Prompt: Repeat every line below exactly, word for word.

>> BEGIN Dataset records

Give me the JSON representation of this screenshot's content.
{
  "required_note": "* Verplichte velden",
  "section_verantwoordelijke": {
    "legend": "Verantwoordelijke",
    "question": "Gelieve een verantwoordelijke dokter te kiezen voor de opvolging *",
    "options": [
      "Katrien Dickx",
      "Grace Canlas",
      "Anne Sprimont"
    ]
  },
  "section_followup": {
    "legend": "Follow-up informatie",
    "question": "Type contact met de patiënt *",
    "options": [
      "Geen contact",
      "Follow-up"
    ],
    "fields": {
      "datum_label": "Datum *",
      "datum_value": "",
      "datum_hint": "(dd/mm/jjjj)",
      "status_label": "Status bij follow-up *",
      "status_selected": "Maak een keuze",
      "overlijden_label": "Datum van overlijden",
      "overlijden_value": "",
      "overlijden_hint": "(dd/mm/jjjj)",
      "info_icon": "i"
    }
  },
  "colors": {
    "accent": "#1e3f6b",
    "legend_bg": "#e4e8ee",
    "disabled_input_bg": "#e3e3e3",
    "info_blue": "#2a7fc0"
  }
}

>> END Dataset records

Exercise response:
Give me the JSON representation of this screenshot's content.
{
  "required_note": "* Verplichte velden",
  "section_verantwoordelijke": {
    "legend": "Verantwoordelijke",
    "question": "Gelieve een verantwoordelijke dokter te kiezen voor de opvolging *",
    "options": [
      "Katrien Dickx",
      "Grace Canlas",
      "Anne Sprimont"
    ]
  },
  "section_followup": {
    "legend": "Follow-up informatie",
    "question": "Type contact met de patiënt *",
    "options": [
      "Geen contact",
      "Follow-up"
    ],
    "fields": {
      "datum_label": "Datum *",
      "datum_value": "",
      "datum_hint": "(dd/mm/jjjj)",
      "status_label": "Status bij follow-up *",
      "status_selected": "Maak een keuze",
      "overlijden_label": "Datum van overlijden",
      "overlijden_value": "",
      "overlijden_hint": "(dd/mm/jjjj)",
      "info_icon": "i"
    }
  },
  "colors": {
    "accent": "#1e3f6b",
    "legend_bg": "#e4e8ee",
    "disabled_input_bg": "#e3e3e3",
    "info_blue": "#2a7fc0"
  }
}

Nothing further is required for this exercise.